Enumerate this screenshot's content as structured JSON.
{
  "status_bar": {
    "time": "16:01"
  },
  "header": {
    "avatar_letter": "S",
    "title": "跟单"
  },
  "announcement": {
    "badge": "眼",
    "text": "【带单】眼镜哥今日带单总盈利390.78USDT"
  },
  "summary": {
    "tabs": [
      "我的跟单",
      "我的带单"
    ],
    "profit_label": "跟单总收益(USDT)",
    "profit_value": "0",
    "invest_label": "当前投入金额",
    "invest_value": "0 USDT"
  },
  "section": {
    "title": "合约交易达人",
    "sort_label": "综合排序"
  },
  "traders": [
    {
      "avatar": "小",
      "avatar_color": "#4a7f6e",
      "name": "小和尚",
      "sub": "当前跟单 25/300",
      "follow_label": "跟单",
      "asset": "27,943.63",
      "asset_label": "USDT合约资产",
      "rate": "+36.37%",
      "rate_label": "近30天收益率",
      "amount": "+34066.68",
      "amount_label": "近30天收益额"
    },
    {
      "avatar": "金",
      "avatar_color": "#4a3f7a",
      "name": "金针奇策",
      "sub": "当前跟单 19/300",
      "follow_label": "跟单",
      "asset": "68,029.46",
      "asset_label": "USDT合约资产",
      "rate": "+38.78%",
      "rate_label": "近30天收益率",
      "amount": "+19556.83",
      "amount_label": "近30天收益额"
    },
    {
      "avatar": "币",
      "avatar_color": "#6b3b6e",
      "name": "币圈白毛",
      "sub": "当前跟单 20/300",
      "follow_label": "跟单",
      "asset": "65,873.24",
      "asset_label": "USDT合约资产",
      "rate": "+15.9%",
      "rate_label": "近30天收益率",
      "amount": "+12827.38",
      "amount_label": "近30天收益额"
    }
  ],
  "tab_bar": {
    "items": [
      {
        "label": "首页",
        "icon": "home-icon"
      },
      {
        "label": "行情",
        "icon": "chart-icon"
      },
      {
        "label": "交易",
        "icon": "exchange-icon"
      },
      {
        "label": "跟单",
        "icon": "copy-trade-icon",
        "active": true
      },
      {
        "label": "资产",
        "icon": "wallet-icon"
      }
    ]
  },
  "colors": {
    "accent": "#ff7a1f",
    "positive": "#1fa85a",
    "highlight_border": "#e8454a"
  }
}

---*---

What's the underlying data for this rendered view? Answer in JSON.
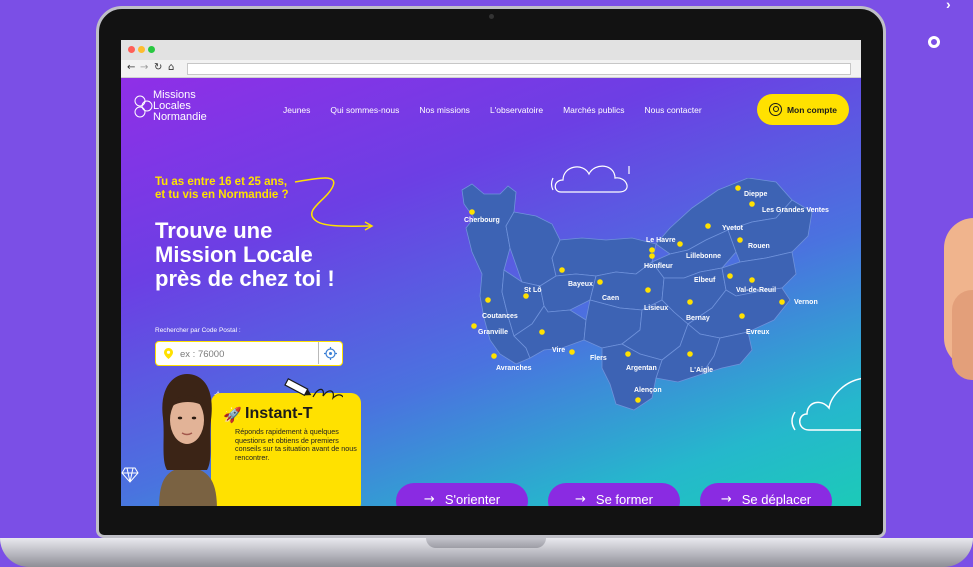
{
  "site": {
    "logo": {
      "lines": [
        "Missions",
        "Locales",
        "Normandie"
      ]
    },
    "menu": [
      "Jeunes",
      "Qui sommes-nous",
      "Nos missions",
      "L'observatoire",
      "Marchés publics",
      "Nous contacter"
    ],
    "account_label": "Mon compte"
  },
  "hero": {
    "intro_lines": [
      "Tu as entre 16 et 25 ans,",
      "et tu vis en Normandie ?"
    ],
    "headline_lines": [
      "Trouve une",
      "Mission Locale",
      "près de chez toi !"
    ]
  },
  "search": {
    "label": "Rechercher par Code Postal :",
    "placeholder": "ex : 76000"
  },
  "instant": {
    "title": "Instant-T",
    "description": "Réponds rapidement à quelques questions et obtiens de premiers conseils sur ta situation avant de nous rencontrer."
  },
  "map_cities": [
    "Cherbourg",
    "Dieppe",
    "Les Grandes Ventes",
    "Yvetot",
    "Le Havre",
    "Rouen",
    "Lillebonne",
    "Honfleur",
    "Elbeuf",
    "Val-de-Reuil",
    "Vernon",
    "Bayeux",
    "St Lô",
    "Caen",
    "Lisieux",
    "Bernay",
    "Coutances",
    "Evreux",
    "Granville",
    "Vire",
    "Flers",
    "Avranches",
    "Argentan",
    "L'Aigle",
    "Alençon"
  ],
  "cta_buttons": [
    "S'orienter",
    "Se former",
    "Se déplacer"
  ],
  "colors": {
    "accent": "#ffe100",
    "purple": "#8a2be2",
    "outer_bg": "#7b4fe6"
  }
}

---*---

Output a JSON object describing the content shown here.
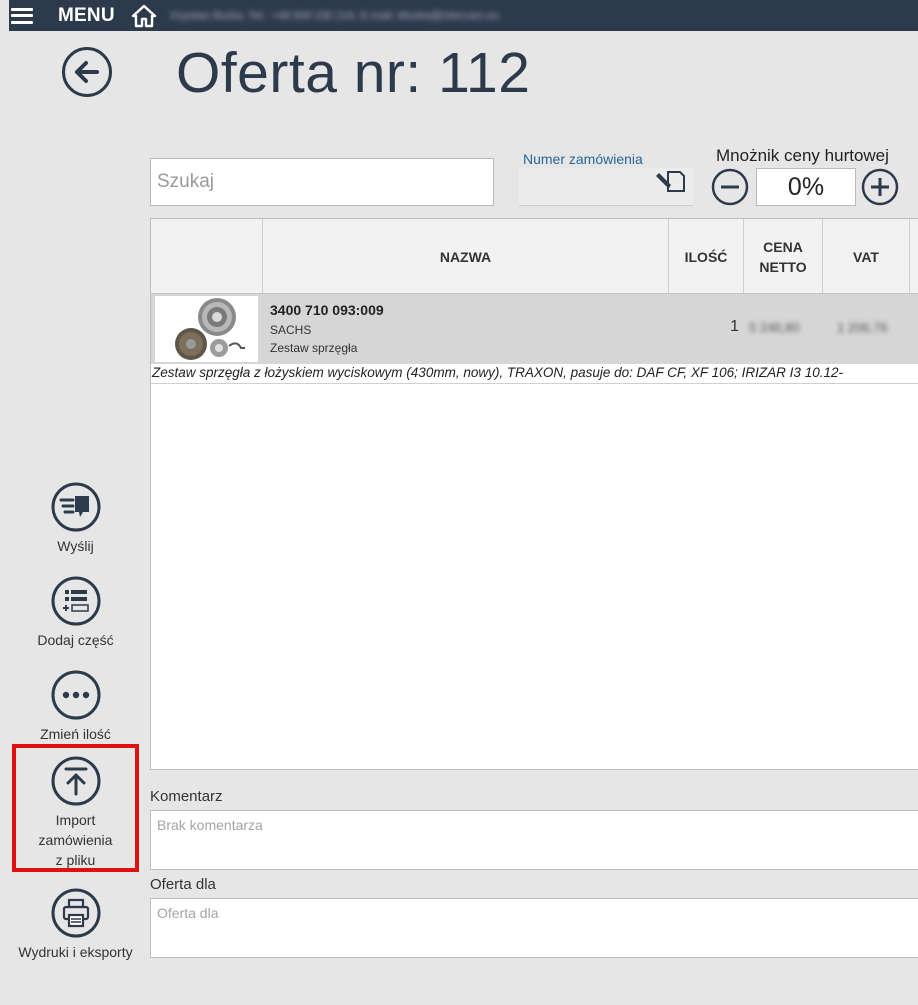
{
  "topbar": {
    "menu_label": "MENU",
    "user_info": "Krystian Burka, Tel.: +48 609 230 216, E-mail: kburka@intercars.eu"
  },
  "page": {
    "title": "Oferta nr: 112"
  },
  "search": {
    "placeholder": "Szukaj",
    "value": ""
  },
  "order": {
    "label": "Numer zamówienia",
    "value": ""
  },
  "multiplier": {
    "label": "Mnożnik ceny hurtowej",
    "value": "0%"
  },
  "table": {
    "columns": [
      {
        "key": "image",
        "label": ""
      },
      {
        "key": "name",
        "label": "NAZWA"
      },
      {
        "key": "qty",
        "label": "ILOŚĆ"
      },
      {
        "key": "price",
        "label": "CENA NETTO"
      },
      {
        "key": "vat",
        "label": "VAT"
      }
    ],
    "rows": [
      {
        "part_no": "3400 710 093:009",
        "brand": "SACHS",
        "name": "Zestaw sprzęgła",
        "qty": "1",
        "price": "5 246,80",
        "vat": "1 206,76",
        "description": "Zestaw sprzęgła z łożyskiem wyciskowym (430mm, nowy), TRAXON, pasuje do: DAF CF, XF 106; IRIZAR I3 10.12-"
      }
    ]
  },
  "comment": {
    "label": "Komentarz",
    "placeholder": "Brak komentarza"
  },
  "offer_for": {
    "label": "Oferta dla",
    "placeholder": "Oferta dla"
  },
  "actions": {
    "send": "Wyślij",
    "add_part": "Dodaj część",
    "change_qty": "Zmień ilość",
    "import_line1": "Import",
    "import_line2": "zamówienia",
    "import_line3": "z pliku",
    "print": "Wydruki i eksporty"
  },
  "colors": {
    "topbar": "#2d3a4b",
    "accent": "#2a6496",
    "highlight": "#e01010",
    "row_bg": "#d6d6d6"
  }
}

---*---

#### WHAT YOU SHOULD DO:
Wherever a line in the data above holds "name", copy that line.

#### SOLUTION:
      "name": "小和尚",
      "name": "金针奇策",
      "name": "币圈白毛",
        "key": "name",
        "name": "Zestaw sprzęgła",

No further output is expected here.